Extracted records:
:::
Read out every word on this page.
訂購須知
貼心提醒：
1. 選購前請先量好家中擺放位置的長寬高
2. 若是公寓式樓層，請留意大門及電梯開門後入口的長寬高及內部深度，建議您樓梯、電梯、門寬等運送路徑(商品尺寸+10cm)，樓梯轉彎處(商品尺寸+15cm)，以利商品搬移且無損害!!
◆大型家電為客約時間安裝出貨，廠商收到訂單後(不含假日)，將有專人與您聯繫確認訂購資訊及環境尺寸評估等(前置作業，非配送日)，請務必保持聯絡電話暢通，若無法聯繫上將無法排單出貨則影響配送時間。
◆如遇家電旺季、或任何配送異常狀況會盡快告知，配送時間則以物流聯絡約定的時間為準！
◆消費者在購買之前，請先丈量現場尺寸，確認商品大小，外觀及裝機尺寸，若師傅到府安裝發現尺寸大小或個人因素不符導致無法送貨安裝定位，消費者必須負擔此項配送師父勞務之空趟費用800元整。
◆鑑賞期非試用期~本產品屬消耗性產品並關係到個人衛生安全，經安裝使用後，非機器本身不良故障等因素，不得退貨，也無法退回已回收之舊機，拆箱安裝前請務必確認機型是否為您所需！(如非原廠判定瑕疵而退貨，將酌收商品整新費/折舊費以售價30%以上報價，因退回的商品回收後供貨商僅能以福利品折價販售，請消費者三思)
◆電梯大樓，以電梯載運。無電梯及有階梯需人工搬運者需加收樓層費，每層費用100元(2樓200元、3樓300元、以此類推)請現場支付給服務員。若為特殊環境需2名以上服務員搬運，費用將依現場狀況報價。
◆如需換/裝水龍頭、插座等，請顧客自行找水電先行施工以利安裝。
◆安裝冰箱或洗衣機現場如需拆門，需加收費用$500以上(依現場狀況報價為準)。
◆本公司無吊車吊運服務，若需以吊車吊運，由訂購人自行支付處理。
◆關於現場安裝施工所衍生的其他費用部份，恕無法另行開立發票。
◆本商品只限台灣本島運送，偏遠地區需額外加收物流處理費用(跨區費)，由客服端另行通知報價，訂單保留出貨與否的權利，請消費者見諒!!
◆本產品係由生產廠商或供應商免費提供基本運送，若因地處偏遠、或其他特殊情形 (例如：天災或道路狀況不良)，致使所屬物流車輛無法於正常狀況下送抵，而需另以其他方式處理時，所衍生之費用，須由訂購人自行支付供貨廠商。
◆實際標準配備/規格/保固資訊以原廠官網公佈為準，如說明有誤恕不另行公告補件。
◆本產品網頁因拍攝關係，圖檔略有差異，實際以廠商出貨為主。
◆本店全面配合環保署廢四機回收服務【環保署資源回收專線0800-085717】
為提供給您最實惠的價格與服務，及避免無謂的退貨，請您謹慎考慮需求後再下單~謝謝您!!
:::
**Your goal:**
Make an exact copy of all the data.

**Reply:**
Read out every word on this page.
訂購須知
貼心提醒：
1. 選購前請先量好家中擺放位置的長寬高
2. 若是公寓式樓層，請留意大門及電梯開門後入口的長寬高及內部深度，建議您樓梯、電梯、門寬等運送路徑(商品尺寸+10cm)，樓梯轉彎處(商品尺寸+15cm)，以利商品搬移且無損害!!
◆大型家電為客約時間安裝出貨，廠商收到訂單後(不含假日)，將有專人與您聯繫確認訂購資訊及環境尺寸評估等(前置作業，非配送日)，請務必保持聯絡電話暢通，若無法聯繫上將無法排單出貨則影響配送時間。
◆如遇家電旺季、或任何配送異常狀況會盡快告知，配送時間則以物流聯絡約定的時間為準！
◆消費者在購買之前，請先丈量現場尺寸，確認商品大小，外觀及裝機尺寸，若師傅到府安裝發現尺寸大小或個人因素不符導致無法送貨安裝定位，消費者必須負擔此項配送師父勞務之空趟費用800元整。
◆鑑賞期非試用期~本產品屬消耗性產品並關係到個人衛生安全，經安裝使用後，非機器本身不良故障等因素，不得退貨，也無法退回已回收之舊機，拆箱安裝前請務必確認機型是否為您所需！(如非原廠判定瑕疵而退貨，將酌收商品整新費/折舊費以售價30%以上報價，因退回的商品回收後供貨商僅能以福利品折價販售，請消費者三思)
◆電梯大樓，以電梯載運。無電梯及有階梯需人工搬運者需加收樓層費，每層費用100元(2樓200元、3樓300元、以此類推)請現場支付給服務員。若為特殊環境需2名以上服務員搬運，費用將依現場狀況報價。
◆如需換/裝水龍頭、插座等，請顧客自行找水電先行施工以利安裝。
◆安裝冰箱或洗衣機現場如需拆門，需加收費用$500以上(依現場狀況報價為準)。
◆本公司無吊車吊運服務，若需以吊車吊運，由訂購人自行支付處理。
◆關於現場安裝施工所衍生的其他費用部份，恕無法另行開立發票。
◆本商品只限台灣本島運送，偏遠地區需額外加收物流處理費用(跨區費)，由客服端另行通知報價，訂單保留出貨與否的權利，請消費者見諒!!
◆本產品係由生產廠商或供應商免費提供基本運送，若因地處偏遠、或其他特殊情形 (例如：天災或道路狀況不良)，致使所屬物流車輛無法於正常狀況下送抵，而需另以其他方式處理時，所衍生之費用，須由訂購人自行支付供貨廠商。
◆實際標準配備/規格/保固資訊以原廠官網公佈為準，如說明有誤恕不另行公告補件。
◆本產品網頁因拍攝關係，圖檔略有差異，實際以廠商出貨為主。
◆本店全面配合環保署廢四機回收服務【環保署資源回收專線0800-085717】
為提供給您最實惠的價格與服務，及避免無謂的退貨，請您謹慎考慮需求後再下單~謝謝您!!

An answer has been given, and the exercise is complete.